## REQUIRED TASK 1
Repeat the item position entries verbatim, from the line containing "175, 768, 200]" through the line containing "- action-new-folder[interactable]: 新文件夹...: [429, 250, 768, 275]".

## READING TEXT
________________________

A portion of the Twilight Installation in the office of ACM@UIUC

Twilight is a concept for self organizing office lighting based on similar ideas to my work on the Amorphous Facade. I did this work for my Undergraduate Senior Project with Rauhul Varma and advised by Rebecca Chen and Prof. Can Bayram.

Phillips Hue and similar lighting systems are really popular and they actually can have health benefits for their users as well as be a useful display of information. Having the correct color temperature at certain times of day for example improves peoples' happiness and their productivity. Since we spend a majority of our days in the office, it makes sense that we would want similar benefits at work. Solutions like Hue won't work in the office place due to their architecture. They operate on a hub spoke model where lights will connect to a hub which connects the lights to the network where they will be controlled by a cloud service, operated by Phillips themselves. Users are therefore beholden to Phillips to keep the service running in order to access their lights. This immediately is not acceptable to a business. This architecture also limits scalability and increases network congestion, where for every $N$ lights you need $M$ hubs. This sort of model is common place across the range of IoT devices and as a rebuttal to the current industry approach to ubiquitous computing, we present a lighting platform called Twilight that seeks to demonstrate the potential of intelligent and easy to use smart devices. Twilight achieves these goals by applying ideas from the field of swarm robotics and developing a lighting system that is self-organizing and reconfigurable.

________________________

(Item position entries)
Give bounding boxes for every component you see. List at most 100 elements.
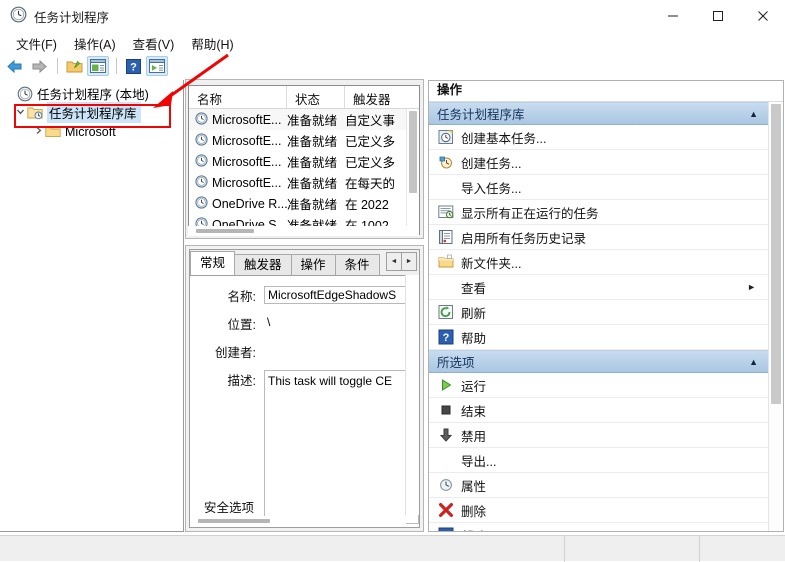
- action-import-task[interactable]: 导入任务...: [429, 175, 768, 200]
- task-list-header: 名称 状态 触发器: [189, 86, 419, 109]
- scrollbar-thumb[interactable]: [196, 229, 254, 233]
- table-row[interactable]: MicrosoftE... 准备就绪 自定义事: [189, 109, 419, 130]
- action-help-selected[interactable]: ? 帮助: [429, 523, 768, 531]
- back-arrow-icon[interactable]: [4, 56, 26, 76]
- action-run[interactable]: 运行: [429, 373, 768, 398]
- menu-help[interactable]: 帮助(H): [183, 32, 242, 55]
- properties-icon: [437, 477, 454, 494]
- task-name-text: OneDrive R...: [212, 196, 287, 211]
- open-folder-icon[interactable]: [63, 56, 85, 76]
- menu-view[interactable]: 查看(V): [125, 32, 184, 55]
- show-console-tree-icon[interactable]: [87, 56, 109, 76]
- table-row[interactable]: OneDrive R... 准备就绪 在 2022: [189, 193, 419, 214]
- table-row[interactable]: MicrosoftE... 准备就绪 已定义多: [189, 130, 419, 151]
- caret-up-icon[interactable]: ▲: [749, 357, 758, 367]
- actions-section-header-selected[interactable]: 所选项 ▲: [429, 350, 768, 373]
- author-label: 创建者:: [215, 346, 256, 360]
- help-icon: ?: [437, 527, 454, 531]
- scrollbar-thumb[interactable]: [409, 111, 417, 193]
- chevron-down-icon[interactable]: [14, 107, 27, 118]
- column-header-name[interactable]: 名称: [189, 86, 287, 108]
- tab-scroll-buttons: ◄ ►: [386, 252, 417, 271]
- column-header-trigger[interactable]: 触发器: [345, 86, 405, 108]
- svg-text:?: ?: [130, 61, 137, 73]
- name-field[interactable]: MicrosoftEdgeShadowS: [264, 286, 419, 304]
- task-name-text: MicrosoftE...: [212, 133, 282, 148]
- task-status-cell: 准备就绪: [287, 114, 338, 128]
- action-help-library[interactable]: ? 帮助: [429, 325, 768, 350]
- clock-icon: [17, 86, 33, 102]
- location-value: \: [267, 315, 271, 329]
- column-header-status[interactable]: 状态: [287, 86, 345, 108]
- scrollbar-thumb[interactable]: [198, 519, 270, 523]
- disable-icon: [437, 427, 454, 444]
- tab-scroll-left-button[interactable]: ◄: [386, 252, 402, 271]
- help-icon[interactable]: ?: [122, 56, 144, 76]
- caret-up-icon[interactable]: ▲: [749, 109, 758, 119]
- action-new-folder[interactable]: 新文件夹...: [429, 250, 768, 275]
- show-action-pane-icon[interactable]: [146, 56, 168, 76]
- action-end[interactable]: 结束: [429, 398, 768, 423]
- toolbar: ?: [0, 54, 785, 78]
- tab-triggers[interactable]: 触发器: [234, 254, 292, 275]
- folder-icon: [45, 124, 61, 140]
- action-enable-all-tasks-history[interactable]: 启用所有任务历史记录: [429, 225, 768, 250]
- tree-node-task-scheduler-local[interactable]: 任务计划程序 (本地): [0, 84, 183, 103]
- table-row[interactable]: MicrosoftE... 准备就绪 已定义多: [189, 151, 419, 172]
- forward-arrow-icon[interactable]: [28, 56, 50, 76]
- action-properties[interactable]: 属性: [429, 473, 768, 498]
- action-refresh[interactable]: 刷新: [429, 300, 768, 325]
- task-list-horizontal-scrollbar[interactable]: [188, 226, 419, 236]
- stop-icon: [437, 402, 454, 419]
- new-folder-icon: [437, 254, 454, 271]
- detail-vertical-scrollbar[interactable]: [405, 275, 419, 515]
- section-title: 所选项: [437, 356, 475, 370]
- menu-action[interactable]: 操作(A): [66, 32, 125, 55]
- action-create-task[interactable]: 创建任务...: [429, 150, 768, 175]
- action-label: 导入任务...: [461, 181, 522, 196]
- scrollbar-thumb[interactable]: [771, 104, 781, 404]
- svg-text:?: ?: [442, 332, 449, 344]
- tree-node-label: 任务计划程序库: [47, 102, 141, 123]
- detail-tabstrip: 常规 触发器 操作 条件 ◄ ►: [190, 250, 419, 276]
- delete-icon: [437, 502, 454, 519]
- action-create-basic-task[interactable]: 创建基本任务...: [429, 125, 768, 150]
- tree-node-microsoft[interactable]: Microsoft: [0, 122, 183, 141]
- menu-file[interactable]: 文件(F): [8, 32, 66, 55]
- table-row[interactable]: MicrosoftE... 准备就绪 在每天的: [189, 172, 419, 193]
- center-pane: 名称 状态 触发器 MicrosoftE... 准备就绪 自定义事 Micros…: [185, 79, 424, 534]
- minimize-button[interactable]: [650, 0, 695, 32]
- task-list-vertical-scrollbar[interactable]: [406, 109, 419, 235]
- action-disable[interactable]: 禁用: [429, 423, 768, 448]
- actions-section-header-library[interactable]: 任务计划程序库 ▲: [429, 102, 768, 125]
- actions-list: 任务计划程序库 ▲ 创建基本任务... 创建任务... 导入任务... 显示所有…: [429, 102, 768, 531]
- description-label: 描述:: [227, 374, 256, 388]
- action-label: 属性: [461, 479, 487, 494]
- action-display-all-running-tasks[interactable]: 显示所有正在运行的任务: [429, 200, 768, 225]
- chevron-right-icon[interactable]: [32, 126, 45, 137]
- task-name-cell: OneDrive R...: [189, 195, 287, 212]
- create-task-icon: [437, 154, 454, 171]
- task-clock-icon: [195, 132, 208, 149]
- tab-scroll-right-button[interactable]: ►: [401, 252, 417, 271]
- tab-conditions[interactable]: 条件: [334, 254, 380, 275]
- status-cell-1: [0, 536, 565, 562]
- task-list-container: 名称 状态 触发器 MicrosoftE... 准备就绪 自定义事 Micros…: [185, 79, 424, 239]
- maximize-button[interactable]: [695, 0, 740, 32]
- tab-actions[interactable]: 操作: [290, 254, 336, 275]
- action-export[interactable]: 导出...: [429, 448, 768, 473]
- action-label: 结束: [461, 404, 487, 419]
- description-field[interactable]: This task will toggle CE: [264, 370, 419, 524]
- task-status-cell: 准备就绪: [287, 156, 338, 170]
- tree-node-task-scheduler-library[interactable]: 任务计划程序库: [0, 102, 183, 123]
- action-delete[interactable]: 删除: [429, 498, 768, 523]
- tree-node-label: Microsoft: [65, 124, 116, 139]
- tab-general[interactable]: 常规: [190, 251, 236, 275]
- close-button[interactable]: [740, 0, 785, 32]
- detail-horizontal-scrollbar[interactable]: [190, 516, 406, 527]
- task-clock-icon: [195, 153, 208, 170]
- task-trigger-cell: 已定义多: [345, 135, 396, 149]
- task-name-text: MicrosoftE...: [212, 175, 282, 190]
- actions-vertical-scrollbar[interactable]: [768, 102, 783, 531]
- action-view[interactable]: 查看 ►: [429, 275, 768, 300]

________________________

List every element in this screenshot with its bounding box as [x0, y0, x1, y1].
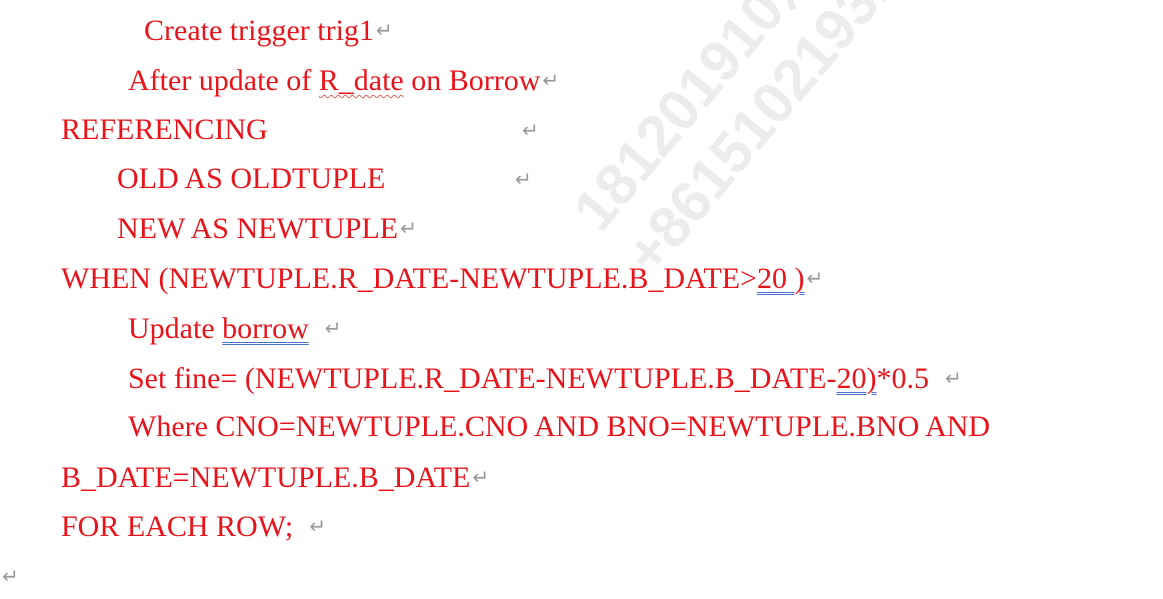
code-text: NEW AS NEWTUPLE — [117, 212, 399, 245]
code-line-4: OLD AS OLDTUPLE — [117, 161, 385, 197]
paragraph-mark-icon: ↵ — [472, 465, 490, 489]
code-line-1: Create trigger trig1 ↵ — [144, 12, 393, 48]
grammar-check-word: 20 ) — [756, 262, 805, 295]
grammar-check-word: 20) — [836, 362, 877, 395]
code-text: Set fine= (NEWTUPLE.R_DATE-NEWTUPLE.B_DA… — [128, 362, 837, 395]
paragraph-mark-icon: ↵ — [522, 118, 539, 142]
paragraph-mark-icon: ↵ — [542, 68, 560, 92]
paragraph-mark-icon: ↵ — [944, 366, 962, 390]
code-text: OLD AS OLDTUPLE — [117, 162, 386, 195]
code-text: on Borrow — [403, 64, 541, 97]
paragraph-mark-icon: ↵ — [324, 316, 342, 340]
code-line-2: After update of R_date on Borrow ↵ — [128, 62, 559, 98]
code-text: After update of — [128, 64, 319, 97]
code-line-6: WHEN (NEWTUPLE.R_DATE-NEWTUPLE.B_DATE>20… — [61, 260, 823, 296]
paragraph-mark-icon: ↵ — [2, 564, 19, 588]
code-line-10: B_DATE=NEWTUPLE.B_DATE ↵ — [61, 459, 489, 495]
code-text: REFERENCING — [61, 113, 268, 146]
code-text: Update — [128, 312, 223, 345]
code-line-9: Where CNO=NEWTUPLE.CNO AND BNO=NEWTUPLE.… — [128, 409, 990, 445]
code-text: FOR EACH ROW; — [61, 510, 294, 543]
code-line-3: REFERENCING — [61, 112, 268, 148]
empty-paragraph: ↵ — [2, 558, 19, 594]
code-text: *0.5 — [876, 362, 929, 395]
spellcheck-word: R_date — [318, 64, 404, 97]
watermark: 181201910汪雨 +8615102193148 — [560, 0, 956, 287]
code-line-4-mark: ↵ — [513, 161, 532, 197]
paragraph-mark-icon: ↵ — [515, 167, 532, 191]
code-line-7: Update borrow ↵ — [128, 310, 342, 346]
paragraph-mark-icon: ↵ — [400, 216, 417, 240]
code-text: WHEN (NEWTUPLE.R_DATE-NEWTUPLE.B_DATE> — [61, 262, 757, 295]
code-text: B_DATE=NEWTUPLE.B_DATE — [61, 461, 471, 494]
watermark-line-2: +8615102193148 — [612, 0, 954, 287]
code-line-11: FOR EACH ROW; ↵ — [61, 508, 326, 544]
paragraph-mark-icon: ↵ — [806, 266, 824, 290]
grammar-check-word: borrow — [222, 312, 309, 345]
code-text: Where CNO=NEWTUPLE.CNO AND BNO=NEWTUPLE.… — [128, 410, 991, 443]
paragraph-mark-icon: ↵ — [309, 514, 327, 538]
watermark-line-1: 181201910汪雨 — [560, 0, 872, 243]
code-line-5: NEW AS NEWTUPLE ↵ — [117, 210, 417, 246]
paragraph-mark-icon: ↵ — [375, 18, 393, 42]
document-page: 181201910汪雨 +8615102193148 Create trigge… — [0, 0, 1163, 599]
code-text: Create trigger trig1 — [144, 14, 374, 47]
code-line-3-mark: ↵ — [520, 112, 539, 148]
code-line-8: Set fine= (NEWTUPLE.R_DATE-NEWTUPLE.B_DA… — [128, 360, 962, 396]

________________________

## REQUIRED TASK 2
Duplicate the passage in the text about Twilight office lighting from "Twilight is a" to "Prof. Can Bayram.", word for word.

## WRITTEN ANSWER 1
- action-import-task[interactable]: 导入任务...: [429, 175, 768, 200]
- task-list-header: 名称 状态 触发器: [189, 86, 419, 109]
- scrollbar-thumb[interactable]: [196, 229, 254, 233]
- table-row[interactable]: MicrosoftE... 准备就绪 自定义事: [189, 109, 419, 130]
- action-help-selected[interactable]: ? 帮助: [429, 523, 768, 531]
- back-arrow-icon[interactable]: [4, 56, 26, 76]
- action-run[interactable]: 运行: [429, 373, 768, 398]
- menu-help[interactable]: 帮助(H): [183, 32, 242, 55]
- properties-icon: [437, 477, 454, 494]
- task-name-text: OneDrive R...: [212, 196, 287, 211]
- open-folder-icon[interactable]: [63, 56, 85, 76]
- menu-view[interactable]: 查看(V): [125, 32, 184, 55]
- show-console-tree-icon[interactable]: [87, 56, 109, 76]
- table-row[interactable]: OneDrive R... 准备就绪 在 2022: [189, 193, 419, 214]
- table-row[interactable]: MicrosoftE... 准备就绪 已定义多: [189, 130, 419, 151]
- caret-up-icon[interactable]: ▲: [749, 357, 758, 367]
- actions-section-header-selected[interactable]: 所选项 ▲: [429, 350, 768, 373]
- author-label: 创建者:: [215, 346, 256, 360]
- help-icon: ?: [437, 527, 454, 531]
- scrollbar-thumb[interactable]: [409, 111, 417, 193]
- chevron-down-icon[interactable]: [14, 107, 27, 118]
- column-header-name[interactable]: 名称: [189, 86, 287, 108]
- tab-scroll-buttons: ◄ ►: [386, 252, 417, 271]
- column-header-trigger[interactable]: 触发器: [345, 86, 405, 108]
- svg-text:?: ?: [130, 61, 137, 73]
- name-field[interactable]: MicrosoftEdgeShadowS: [264, 286, 419, 304]
- task-name-text: MicrosoftE...: [212, 133, 282, 148]
- task-status-cell: 准备就绪: [287, 114, 338, 128]
- action-help-library[interactable]: ? 帮助: [429, 325, 768, 350]
- clock-icon: [17, 86, 33, 102]
- location-value: \: [267, 315, 271, 329]
- column-header-status[interactable]: 状态: [287, 86, 345, 108]
- scrollbar-thumb[interactable]: [198, 519, 270, 523]
- disable-icon: [437, 427, 454, 444]
- tab-scroll-left-button[interactable]: ◄: [386, 252, 402, 271]
- help-icon[interactable]: ?: [122, 56, 144, 76]
- caret-up-icon[interactable]: ▲: [749, 109, 758, 119]
- action-new-folder[interactable]: 新文件夹...: [429, 250, 768, 275]

## WRITTEN ANSWER 2
Twilight is a concept for self organizing office lighting based on similar ideas to my work on the Amorphous Facade. I did this work for my Undergraduate Senior Project with Rauhul Varma and advised by Rebecca Chen and Prof. Can Bayram.